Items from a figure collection
● ● ● ● ●
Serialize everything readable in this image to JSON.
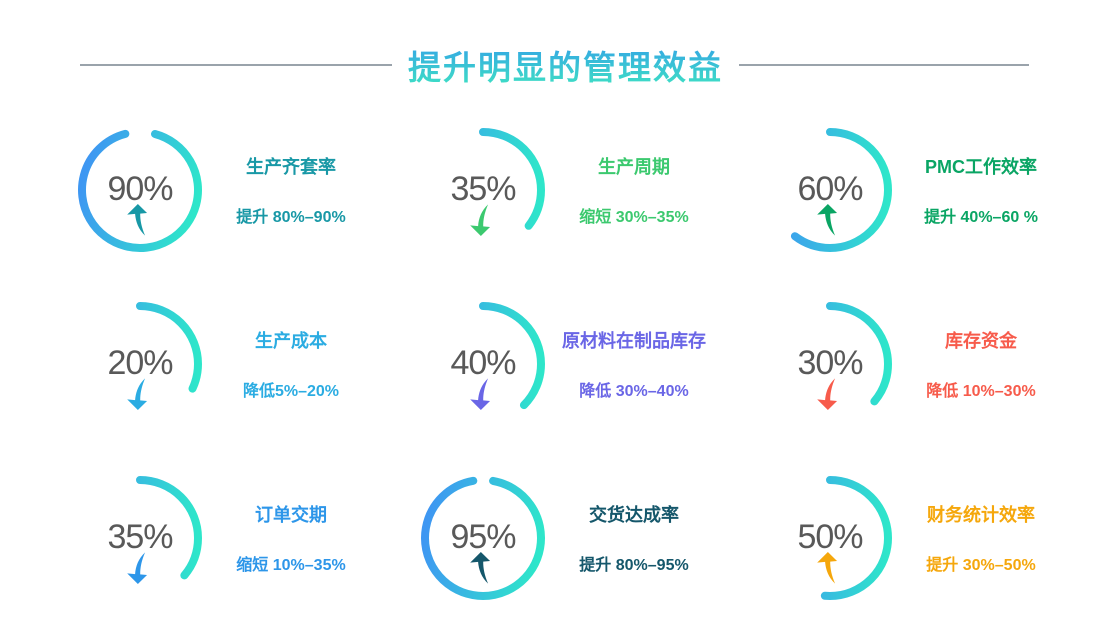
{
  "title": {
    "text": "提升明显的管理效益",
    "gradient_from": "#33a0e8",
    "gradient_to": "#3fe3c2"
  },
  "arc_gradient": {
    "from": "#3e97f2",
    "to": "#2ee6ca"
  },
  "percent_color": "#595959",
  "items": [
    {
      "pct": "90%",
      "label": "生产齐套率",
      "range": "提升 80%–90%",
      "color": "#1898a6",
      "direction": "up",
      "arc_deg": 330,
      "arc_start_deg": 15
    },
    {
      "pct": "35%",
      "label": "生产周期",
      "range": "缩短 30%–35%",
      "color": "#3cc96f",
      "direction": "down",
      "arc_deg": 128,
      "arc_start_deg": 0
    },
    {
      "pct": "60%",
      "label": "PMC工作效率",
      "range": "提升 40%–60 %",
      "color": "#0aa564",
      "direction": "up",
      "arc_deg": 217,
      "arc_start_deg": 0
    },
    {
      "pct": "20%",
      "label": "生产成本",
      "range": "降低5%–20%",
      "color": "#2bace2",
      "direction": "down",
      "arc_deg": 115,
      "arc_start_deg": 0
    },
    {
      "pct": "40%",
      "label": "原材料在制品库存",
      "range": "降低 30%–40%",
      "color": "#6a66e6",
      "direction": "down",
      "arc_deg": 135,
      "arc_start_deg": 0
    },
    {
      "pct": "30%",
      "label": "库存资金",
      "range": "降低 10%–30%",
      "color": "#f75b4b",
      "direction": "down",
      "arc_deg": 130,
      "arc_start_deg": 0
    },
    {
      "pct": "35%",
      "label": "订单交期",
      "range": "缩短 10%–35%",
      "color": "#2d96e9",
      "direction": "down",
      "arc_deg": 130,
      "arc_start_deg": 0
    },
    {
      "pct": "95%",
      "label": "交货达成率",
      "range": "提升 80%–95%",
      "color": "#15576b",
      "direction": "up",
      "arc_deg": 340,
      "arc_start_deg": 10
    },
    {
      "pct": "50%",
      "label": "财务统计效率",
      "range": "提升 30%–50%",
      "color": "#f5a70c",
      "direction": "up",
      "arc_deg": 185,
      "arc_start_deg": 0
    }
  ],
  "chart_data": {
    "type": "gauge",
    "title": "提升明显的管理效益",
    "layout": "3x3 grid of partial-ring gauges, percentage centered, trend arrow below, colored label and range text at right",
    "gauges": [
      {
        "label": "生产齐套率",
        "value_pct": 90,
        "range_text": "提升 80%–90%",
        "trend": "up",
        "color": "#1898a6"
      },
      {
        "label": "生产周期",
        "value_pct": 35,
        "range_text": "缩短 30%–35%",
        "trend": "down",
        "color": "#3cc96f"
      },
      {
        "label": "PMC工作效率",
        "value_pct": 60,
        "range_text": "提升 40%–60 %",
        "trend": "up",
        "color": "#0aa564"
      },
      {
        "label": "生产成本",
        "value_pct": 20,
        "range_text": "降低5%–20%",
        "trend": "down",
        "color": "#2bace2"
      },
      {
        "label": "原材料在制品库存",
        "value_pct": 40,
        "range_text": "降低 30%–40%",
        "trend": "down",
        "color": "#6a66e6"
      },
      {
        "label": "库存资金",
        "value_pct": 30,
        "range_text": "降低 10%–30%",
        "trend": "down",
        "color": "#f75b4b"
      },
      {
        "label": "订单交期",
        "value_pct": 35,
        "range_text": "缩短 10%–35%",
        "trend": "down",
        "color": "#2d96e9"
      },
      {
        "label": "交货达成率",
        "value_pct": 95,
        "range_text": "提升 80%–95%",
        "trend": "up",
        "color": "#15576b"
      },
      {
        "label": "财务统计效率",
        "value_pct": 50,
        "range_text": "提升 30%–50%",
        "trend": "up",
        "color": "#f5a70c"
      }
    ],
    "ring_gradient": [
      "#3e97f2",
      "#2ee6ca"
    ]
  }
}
● ● ● ● ●
In your copy of the records, include no pictures; repeat everything else exactly.

Worked answer
Serialize everything readable in this image to JSON.
{
  "title": {
    "text": "提升明显的管理效益",
    "gradient_from": "#33a0e8",
    "gradient_to": "#3fe3c2"
  },
  "arc_gradient": {
    "from": "#3e97f2",
    "to": "#2ee6ca"
  },
  "percent_color": "#595959",
  "items": [
    {
      "pct": "90%",
      "label": "生产齐套率",
      "range": "提升 80%–90%",
      "color": "#1898a6",
      "direction": "up",
      "arc_deg": 330,
      "arc_start_deg": 15
    },
    {
      "pct": "35%",
      "label": "生产周期",
      "range": "缩短 30%–35%",
      "color": "#3cc96f",
      "direction": "down",
      "arc_deg": 128,
      "arc_start_deg": 0
    },
    {
      "pct": "60%",
      "label": "PMC工作效率",
      "range": "提升 40%–60 %",
      "color": "#0aa564",
      "direction": "up",
      "arc_deg": 217,
      "arc_start_deg": 0
    },
    {
      "pct": "20%",
      "label": "生产成本",
      "range": "降低5%–20%",
      "color": "#2bace2",
      "direction": "down",
      "arc_deg": 115,
      "arc_start_deg": 0
    },
    {
      "pct": "40%",
      "label": "原材料在制品库存",
      "range": "降低 30%–40%",
      "color": "#6a66e6",
      "direction": "down",
      "arc_deg": 135,
      "arc_start_deg": 0
    },
    {
      "pct": "30%",
      "label": "库存资金",
      "range": "降低 10%–30%",
      "color": "#f75b4b",
      "direction": "down",
      "arc_deg": 130,
      "arc_start_deg": 0
    },
    {
      "pct": "35%",
      "label": "订单交期",
      "range": "缩短 10%–35%",
      "color": "#2d96e9",
      "direction": "down",
      "arc_deg": 130,
      "arc_start_deg": 0
    },
    {
      "pct": "95%",
      "label": "交货达成率",
      "range": "提升 80%–95%",
      "color": "#15576b",
      "direction": "up",
      "arc_deg": 340,
      "arc_start_deg": 10
    },
    {
      "pct": "50%",
      "label": "财务统计效率",
      "range": "提升 30%–50%",
      "color": "#f5a70c",
      "direction": "up",
      "arc_deg": 185,
      "arc_start_deg": 0
    }
  ],
  "chart_data": {
    "type": "gauge",
    "title": "提升明显的管理效益",
    "layout": "3x3 grid of partial-ring gauges, percentage centered, trend arrow below, colored label and range text at right",
    "gauges": [
      {
        "label": "生产齐套率",
        "value_pct": 90,
        "range_text": "提升 80%–90%",
        "trend": "up",
        "color": "#1898a6"
      },
      {
        "label": "生产周期",
        "value_pct": 35,
        "range_text": "缩短 30%–35%",
        "trend": "down",
        "color": "#3cc96f"
      },
      {
        "label": "PMC工作效率",
        "value_pct": 60,
        "range_text": "提升 40%–60 %",
        "trend": "up",
        "color": "#0aa564"
      },
      {
        "label": "生产成本",
        "value_pct": 20,
        "range_text": "降低5%–20%",
        "trend": "down",
        "color": "#2bace2"
      },
      {
        "label": "原材料在制品库存",
        "value_pct": 40,
        "range_text": "降低 30%–40%",
        "trend": "down",
        "color": "#6a66e6"
      },
      {
        "label": "库存资金",
        "value_pct": 30,
        "range_text": "降低 10%–30%",
        "trend": "down",
        "color": "#f75b4b"
      },
      {
        "label": "订单交期",
        "value_pct": 35,
        "range_text": "缩短 10%–35%",
        "trend": "down",
        "color": "#2d96e9"
      },
      {
        "label": "交货达成率",
        "value_pct": 95,
        "range_text": "提升 80%–95%",
        "trend": "up",
        "color": "#15576b"
      },
      {
        "label": "财务统计效率",
        "value_pct": 50,
        "range_text": "提升 30%–50%",
        "trend": "up",
        "color": "#f5a70c"
      }
    ],
    "ring_gradient": [
      "#3e97f2",
      "#2ee6ca"
    ]
  }
}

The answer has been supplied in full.